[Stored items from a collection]

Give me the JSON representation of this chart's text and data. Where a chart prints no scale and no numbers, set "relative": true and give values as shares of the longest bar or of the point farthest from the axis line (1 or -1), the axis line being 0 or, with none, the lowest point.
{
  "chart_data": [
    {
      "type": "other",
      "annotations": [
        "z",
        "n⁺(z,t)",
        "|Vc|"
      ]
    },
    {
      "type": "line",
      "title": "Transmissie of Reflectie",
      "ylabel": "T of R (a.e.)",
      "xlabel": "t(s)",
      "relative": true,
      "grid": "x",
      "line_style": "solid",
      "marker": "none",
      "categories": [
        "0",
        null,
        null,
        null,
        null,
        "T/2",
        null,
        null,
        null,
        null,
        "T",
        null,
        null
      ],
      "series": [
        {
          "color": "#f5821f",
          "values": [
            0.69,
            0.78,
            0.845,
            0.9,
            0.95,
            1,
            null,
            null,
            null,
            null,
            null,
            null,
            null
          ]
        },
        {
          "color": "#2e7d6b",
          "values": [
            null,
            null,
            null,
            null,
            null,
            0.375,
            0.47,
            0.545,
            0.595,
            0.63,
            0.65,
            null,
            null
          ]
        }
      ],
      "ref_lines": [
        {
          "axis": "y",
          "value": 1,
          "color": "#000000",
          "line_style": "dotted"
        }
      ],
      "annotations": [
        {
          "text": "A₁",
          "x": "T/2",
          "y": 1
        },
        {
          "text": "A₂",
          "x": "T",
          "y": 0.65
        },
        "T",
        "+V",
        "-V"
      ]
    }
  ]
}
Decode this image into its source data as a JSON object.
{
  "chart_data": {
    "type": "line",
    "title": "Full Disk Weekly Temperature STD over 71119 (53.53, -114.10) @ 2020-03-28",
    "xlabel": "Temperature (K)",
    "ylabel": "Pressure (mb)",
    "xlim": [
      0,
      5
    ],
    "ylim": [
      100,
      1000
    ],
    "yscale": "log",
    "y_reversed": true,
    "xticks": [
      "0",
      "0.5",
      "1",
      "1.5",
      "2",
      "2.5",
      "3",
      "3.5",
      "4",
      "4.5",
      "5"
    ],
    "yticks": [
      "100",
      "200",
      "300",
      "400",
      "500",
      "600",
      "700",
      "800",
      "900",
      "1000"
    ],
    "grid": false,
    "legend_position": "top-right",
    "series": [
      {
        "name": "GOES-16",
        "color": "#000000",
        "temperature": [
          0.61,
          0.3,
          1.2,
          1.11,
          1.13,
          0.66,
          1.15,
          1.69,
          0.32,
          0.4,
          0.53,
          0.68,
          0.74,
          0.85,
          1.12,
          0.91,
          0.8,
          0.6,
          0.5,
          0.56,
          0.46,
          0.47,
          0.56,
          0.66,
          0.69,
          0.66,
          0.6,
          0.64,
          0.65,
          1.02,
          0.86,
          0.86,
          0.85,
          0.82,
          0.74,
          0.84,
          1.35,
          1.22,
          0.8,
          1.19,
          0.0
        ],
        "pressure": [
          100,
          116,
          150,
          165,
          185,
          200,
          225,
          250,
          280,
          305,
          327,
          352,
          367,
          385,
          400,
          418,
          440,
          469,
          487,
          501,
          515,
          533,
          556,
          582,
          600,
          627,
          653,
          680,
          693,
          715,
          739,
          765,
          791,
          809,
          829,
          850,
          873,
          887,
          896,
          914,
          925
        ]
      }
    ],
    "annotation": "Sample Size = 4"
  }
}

◆ EXERCISE REQUIREMENTS
Your answer should be a single number: the count of lines that contain "title".

◆ RESPONSE TO THE EXERCISE
2